Data entries:
================================
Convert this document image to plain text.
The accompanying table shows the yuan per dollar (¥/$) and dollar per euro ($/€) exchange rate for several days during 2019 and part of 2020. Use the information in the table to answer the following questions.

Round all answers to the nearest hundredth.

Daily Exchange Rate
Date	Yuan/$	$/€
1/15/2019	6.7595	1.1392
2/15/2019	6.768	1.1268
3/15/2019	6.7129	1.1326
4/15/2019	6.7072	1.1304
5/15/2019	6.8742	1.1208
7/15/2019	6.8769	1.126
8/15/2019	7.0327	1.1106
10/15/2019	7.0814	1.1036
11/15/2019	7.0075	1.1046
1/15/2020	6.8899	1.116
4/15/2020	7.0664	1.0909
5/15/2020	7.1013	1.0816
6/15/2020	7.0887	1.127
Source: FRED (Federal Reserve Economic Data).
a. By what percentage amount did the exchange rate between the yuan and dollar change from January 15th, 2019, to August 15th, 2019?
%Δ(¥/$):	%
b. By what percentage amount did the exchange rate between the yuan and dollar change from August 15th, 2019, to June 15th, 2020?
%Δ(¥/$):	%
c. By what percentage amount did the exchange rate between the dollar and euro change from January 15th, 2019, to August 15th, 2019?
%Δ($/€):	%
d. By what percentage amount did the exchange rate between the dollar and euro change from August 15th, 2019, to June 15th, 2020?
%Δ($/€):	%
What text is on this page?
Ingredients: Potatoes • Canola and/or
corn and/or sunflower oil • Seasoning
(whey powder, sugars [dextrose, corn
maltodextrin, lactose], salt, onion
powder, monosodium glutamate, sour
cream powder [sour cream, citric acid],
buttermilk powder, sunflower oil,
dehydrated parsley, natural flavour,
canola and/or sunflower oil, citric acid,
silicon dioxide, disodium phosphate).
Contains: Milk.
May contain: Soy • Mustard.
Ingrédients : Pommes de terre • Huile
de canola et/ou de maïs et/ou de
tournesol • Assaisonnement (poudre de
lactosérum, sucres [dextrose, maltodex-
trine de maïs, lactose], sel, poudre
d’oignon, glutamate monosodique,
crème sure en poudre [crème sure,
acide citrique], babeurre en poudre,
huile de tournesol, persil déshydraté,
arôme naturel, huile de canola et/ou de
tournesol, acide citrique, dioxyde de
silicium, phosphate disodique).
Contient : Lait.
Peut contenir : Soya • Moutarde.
================================
- _Requirements_: Repeat the data precisely, reproducing every entry.

- _Written response_:
Convert this document image to plain text.
The accompanying table shows the yuan per dollar (¥/$) and dollar per euro ($/€) exchange rate for several days during 2019 and part of 2020. Use the information in the table to answer the following questions.

Round all answers to the nearest hundredth.

Daily Exchange Rate
Date	Yuan/$	$/€
1/15/2019	6.7595	1.1392
2/15/2019	6.768	1.1268
3/15/2019	6.7129	1.1326
4/15/2019	6.7072	1.1304
5/15/2019	6.8742	1.1208
7/15/2019	6.8769	1.126
8/15/2019	7.0327	1.1106
10/15/2019	7.0814	1.1036
11/15/2019	7.0075	1.1046
1/15/2020	6.8899	1.116
4/15/2020	7.0664	1.0909
5/15/2020	7.1013	1.0816
6/15/2020	7.0887	1.127
Source: FRED (Federal Reserve Economic Data).
a. By what percentage amount did the exchange rate between the yuan and dollar change from January 15th, 2019, to August 15th, 2019?
%Δ(¥/$):	%
b. By what percentage amount did the exchange rate between the yuan and dollar change from August 15th, 2019, to June 15th, 2020?
%Δ(¥/$):	%
c. By what percentage amount did the exchange rate between the dollar and euro change from January 15th, 2019, to August 15th, 2019?
%Δ($/€):	%
d. By what percentage amount did the exchange rate between the dollar and euro change from August 15th, 2019, to June 15th, 2020?
%Δ($/€):	%
What text is on this page?
Ingredients: Potatoes • Canola and/or
corn and/or sunflower oil • Seasoning
(whey powder, sugars [dextrose, corn
maltodextrin, lactose], salt, onion
powder, monosodium glutamate, sour
cream powder [sour cream, citric acid],
buttermilk powder, sunflower oil,
dehydrated parsley, natural flavour,
canola and/or sunflower oil, citric acid,
silicon dioxide, disodium phosphate).
Contains: Milk.
May contain: Soy • Mustard.
Ingrédients : Pommes de terre • Huile
de canola et/ou de maïs et/ou de
tournesol • Assaisonnement (poudre de
lactosérum, sucres [dextrose, maltodex-
trine de maïs, lactose], sel, poudre
d’oignon, glutamate monosodique,
crème sure en poudre [crème sure,
acide citrique], babeurre en poudre,
huile de tournesol, persil déshydraté,
arôme naturel, huile de canola et/ou de
tournesol, acide citrique, dioxyde de
silicium, phosphate disodique).
Contient : Lait.
Peut contenir : Soya • Moutarde.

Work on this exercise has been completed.